**To do**.
Count how many lines mention the word "siła". Write that number alone.

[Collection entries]
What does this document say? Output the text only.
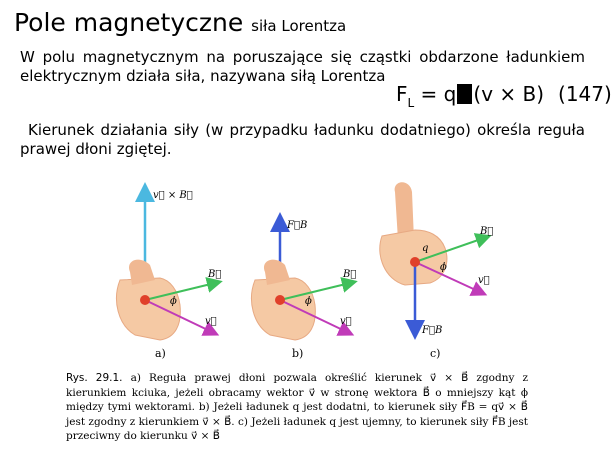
Pole magnetyczne siła Lorentza
W polu magnetycznym na poruszające się cząstki obdarzone ładunkiem elektrycznym działa siła, nazywana siłą Lorentza
$F_L = q$ (v × B) (147)
Kierunek działania siły (w przypadku ładunku dodatniego) określa reguła prawej dłoni zgiętej.
v⃗ × B⃗
B⃗
v⃗
ϕ
a)
F⃗B
B⃗
v⃗
ϕ
b)
F⃗B
B⃗
v⃗
q
ϕ
c)
Rys. 29.1. a) Reguła prawej dłoni pozwala określić kierunek v⃗ × B⃗ zgodny z kierunkiem kciuka, jeżeli obracamy wektor v⃗ w stronę wektora B⃗ o mniejszy kąt ϕ między tymi wektorami. b) Jeżeli ładunek q jest dodatni, to kierunek siły F⃗B = qv⃗ × B⃗ jest zgodny z kierunkiem v⃗ × B⃗. c) Jeżeli ładunek q jest ujemny, to kierunek siły F⃗B jest przeciwny do kierunku v⃗ × B⃗
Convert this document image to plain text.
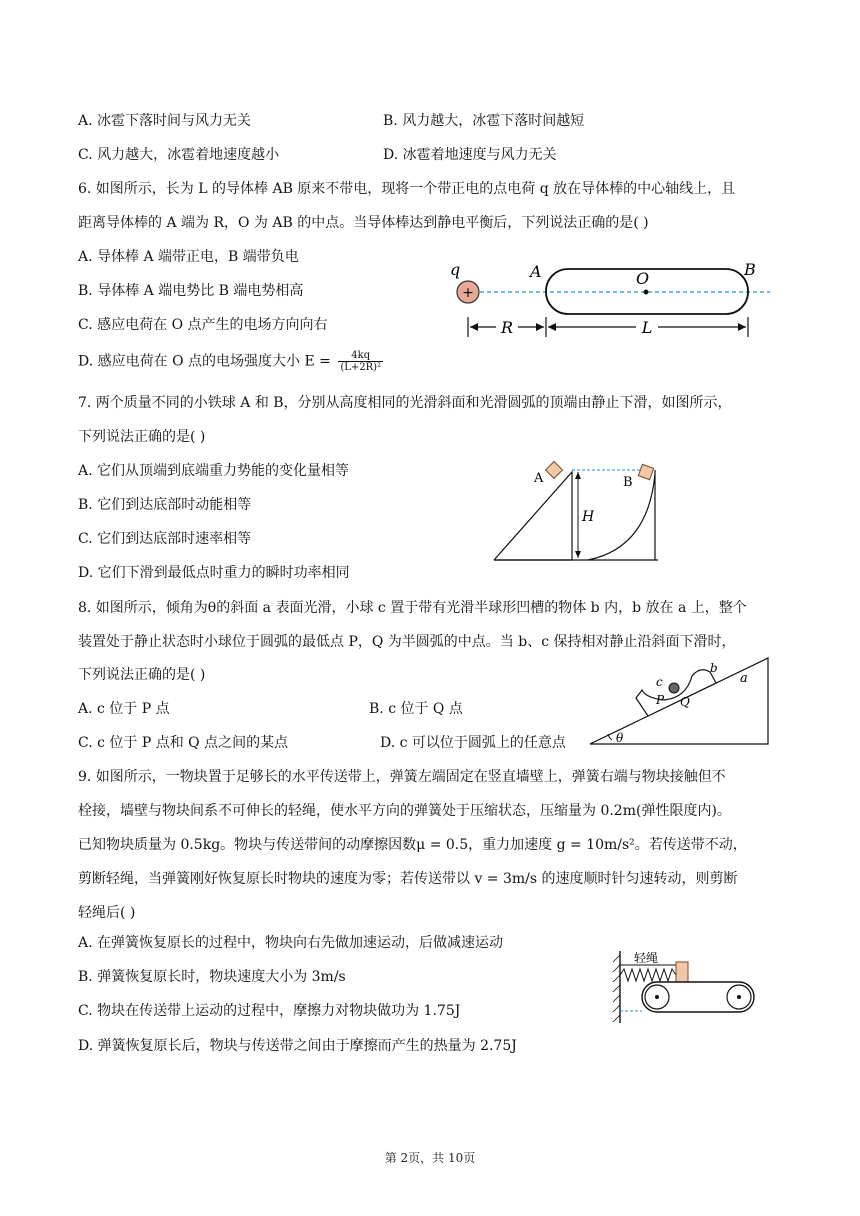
A. 冰雹下落时间与风力无关	B. 风力越大，冰雹下落时间越短
C. 风力越大，冰雹着地速度越小	D. 冰雹着地速度与风力无关
6. 如图所示，长为 L 的导体棒 AB 原来不带电，现将一个带正电的点电荷 q 放在导体棒的中心轴线上，且
距离导体棒的 A 端为 R，O 为 AB 的中点。当导体棒达到静电平衡后，下列说法正确的是( )
A. 导体棒 A 端带正电，B 端带负电
B. 导体棒 A 端电势比 B 端电势相高
C. 感应电荷在 O 点产生的电场方向向右
D. 感应电荷在 O 点的电场强度大小 $E = \frac{4kq}{\text{(L+2R)²}}$
q
+
A	O	B
R	L
7. 两个质量不同的小铁球 A 和 B，分别从高度相同的光滑斜面和光滑圆弧的顶端由静止下滑，如图所示，
下列说法正确的是( )
A. 它们从顶端到底端重力势能的变化量相等
B. 它们到达底部时动能相等
C. 它们到达底部时速率相等
D. 它们下滑到最低点时重力的瞬时功率相同
A	B
H
8. 如图所示，倾角为θ的斜面 a 表面光滑，小球 c 置于带有光滑半球形凹槽的物体 b 内，b 放在 a 上，整个
装置处于静止状态时小球位于圆弧的最低点 P，Q 为半圆弧的中点。当 b、c 保持相对静止沿斜面下滑时，
下列说法正确的是( )
A. c 位于 P 点	B. c 位于 Q 点
C. c 位于 P 点和 Q 点之间的某点	D. c 可以位于圆弧上的任意点	θ
a
b
c
P Q
9. 如图所示，一物块置于足够长的水平传送带上，弹簧左端固定在竖直墙壁上，弹簧右端与物块接触但不
栓接，墙壁与物块间系不可伸长的轻绳，使水平方向的弹簧处于压缩状态，压缩量为 0.2m(弹性限度内)。
已知物块质量为 0.5kg。物块与传送带间的动摩擦因数μ = 0.5，重力加速度 g = 10m/s²。若传送带不动，
剪断轻绳，当弹簧刚好恢复原长时物块的速度为零；若传送带以 v = 3m/s 的速度顺时针匀速转动，则剪断
轻绳后( )
A. 在弹簧恢复原长的过程中，物块向右先做加速运动，后做减速运动
B. 弹簧恢复原长时，物块速度大小为 3m/s
C. 物块在传送带上运动的过程中，摩擦力对物块做功为 1.75J
D. 弹簧恢复原长后，物块与传送带之间由于摩擦而产生的热量为 2.75J
轻绳
第 2页，共 10页
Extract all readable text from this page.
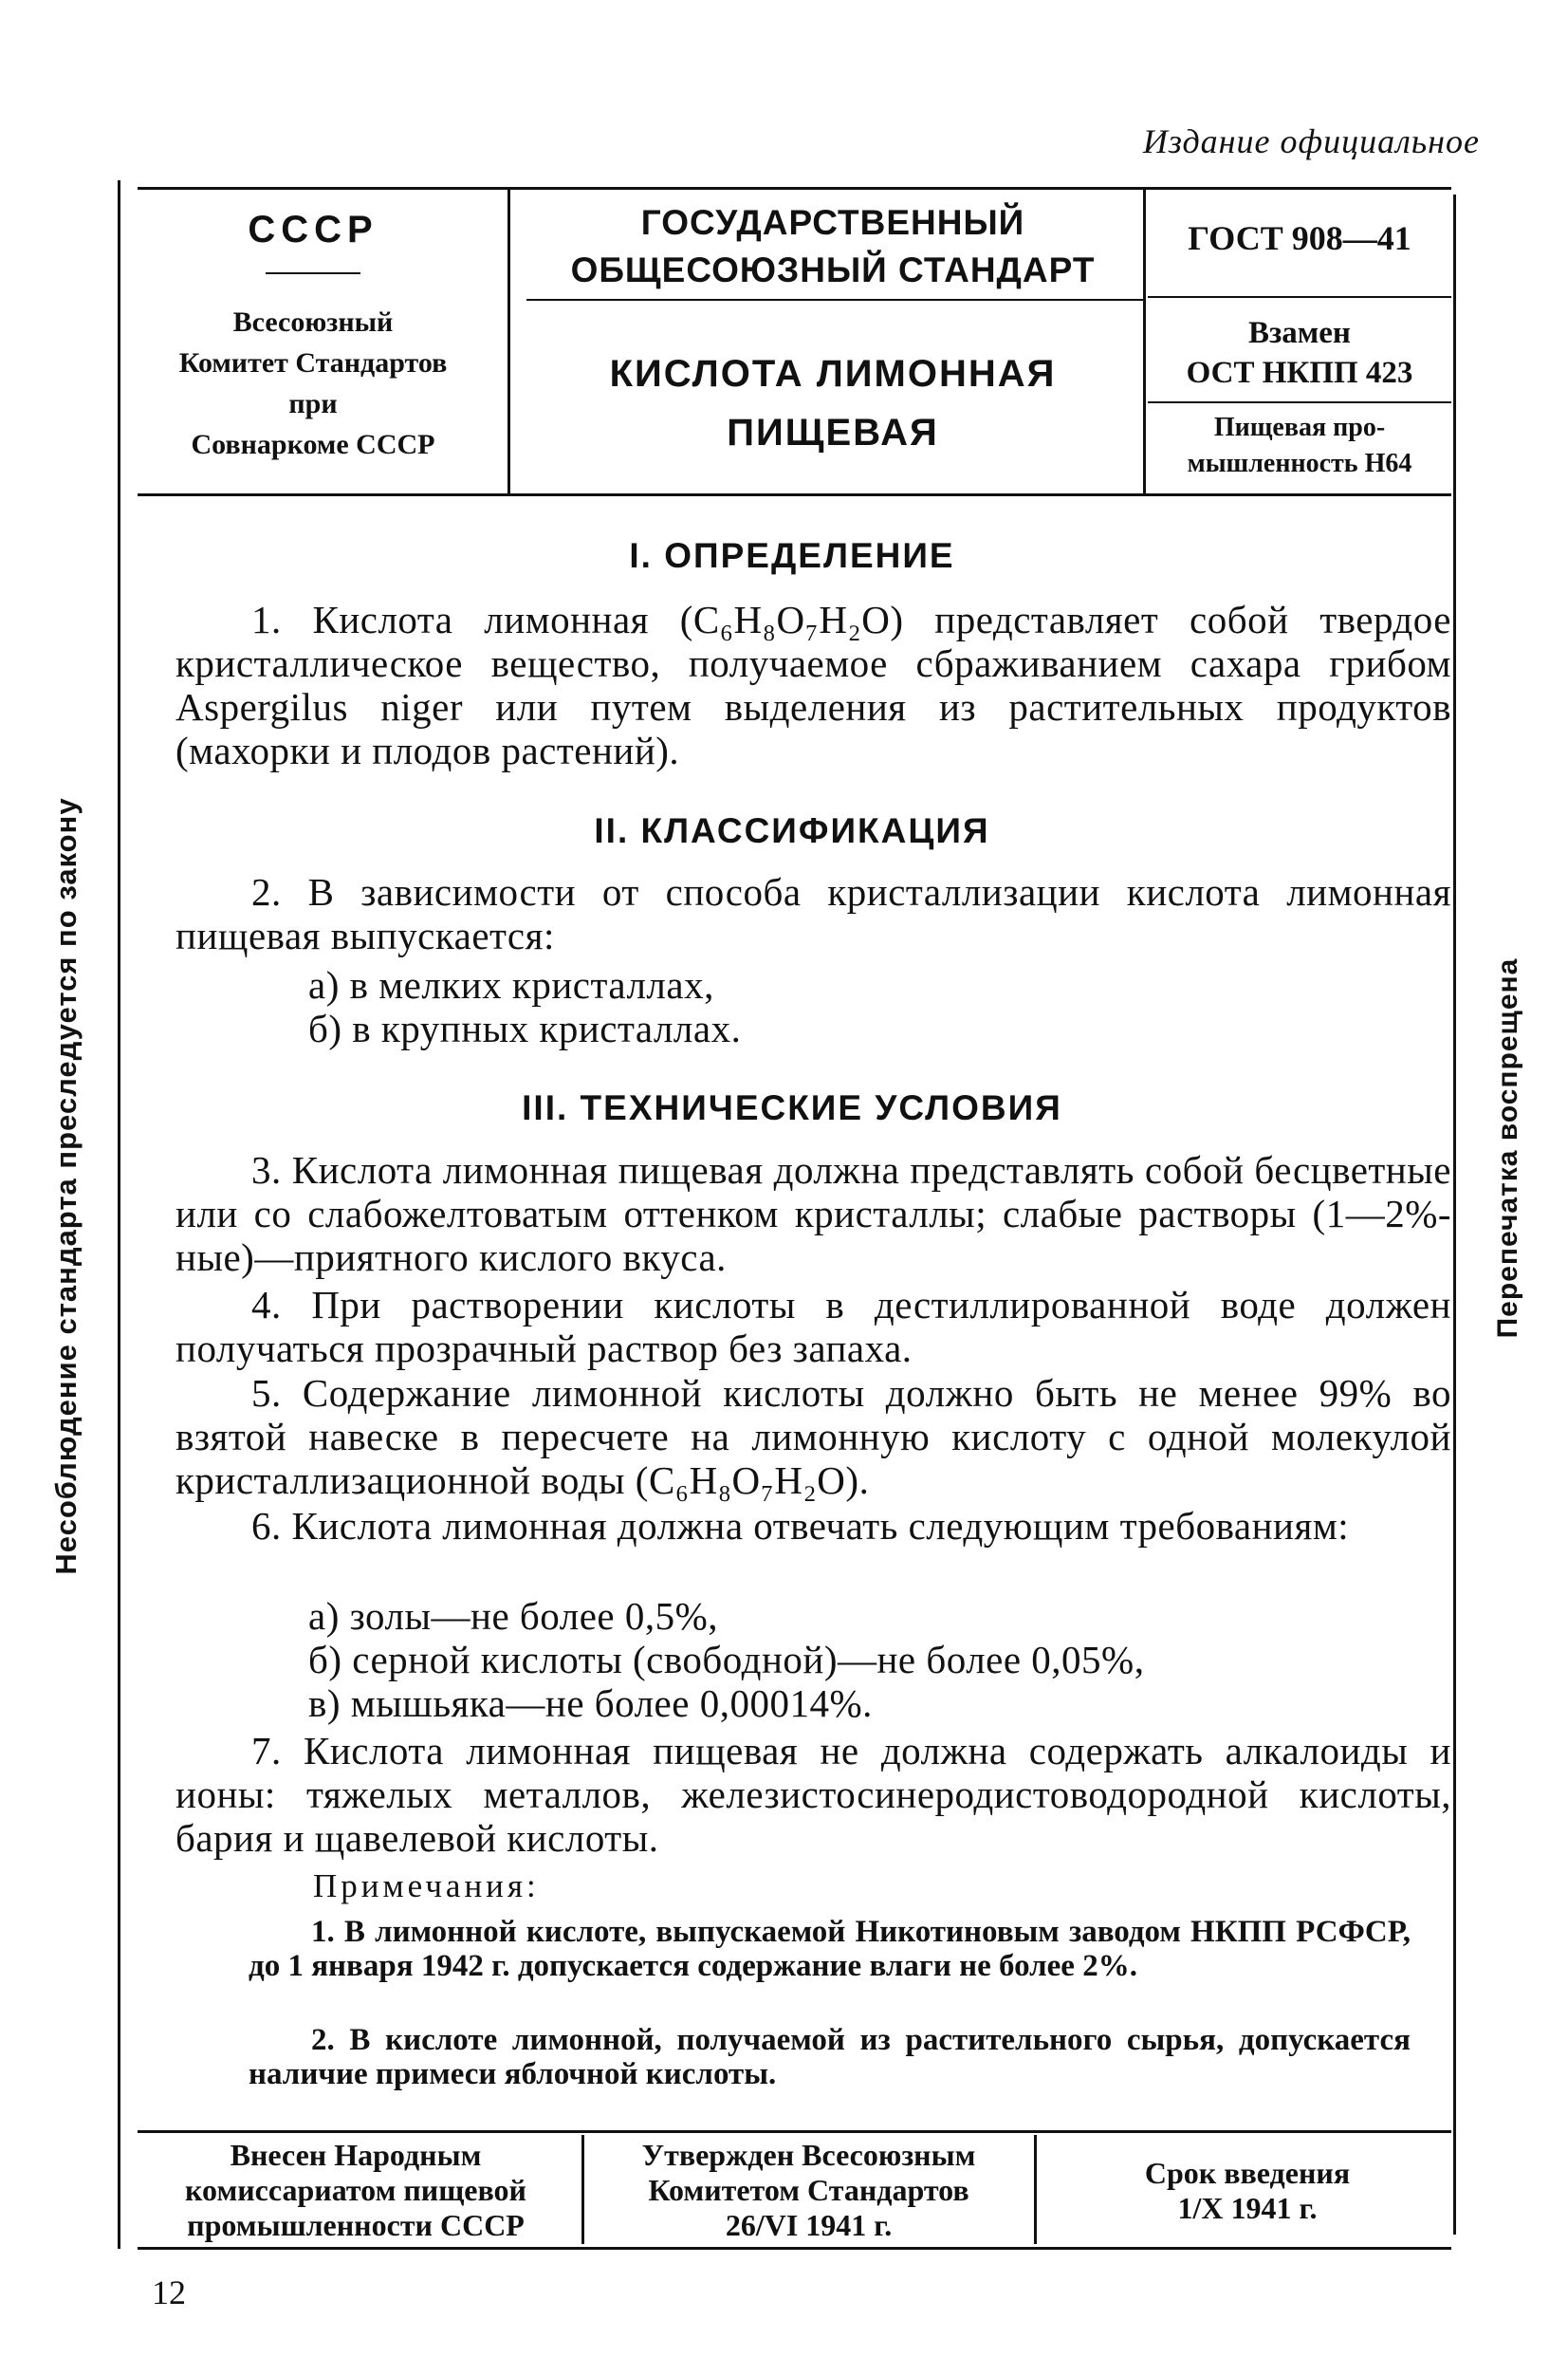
Издание официальное
Несоблюдение стандарта преследуется по закону	Перепечатка воспрещена
СССР
Всесоюзный
Комитет Стандартов
при
Совнаркоме СССР
ГОСУДАРСТВЕННЫЙ
ОБЩЕСОЮЗНЫЙ СТАНДАРТ
КИСЛОТА ЛИМОННАЯ
ПИЩЕВАЯ
ГОСТ 908—41
Взамен
ОСТ НКПП 423
Пищевая про-
мышленность Н64
I. ОПРЕДЕЛЕНИЕ

1. Кислота лимонная (C₆H₈O₇H₂O) представляет собой твердое кристаллическое вещество, получаемое сбраживанием сахара грибом Aspergilus niger или путем выделения из растительных продуктов (махорки и плодов растений).

II. КЛАССИФИКАЦИЯ

2. В зависимости от способа кристаллизации кислота лимонная пищевая выпускается:

а) в мелких кристаллах,
б) в крупных кристаллах.
III. ТЕХНИЧЕСКИЕ УСЛОВИЯ

3. Кислота лимонная пищевая должна представлять собой бесцветные или со слабожелтоватым оттенком кристаллы; слабые растворы (1—2%-ные)—приятного кислого вкуса.

4. При растворении кислоты в дестиллированной воде должен получаться прозрачный раствор без запаха.

5. Содержание лимонной кислоты должно быть не менее 99% во взятой навеске в пересчете на лимонную кислоту с одной молекулой кристаллизационной воды (C₆H₈O₇H₂O).

6. Кислота лимонная должна отвечать следующим требованиям:

а) золы—не более 0,5%,
б) серной кислоты (свободной)—не более 0,05%,
в) мышьяка—не более 0,00014%.

7. Кислота лимонная пищевая не должна содержать алкалоиды и ионы: тяжелых металлов, железистосинеродистоводородной кислоты, бария и щавелевой кислоты.

Примечания:
1. В лимонной кислоте, выпускаемой Никотиновым заводом НКПП РСФСР, до 1 января 1942 г. допускается содержание влаги не более 2%.
2. В кислоте лимонной, получаемой из растительного сырья, допускается наличие примеси яблочной кислоты.
Внесен Народным
комиссариатом пищевой
промышленности СССР
Утвержден Всесоюзным
Комитетом Стандартов
26/VI 1941 г.
Срок введения
1/X 1941 г.
12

**Written reply**.
2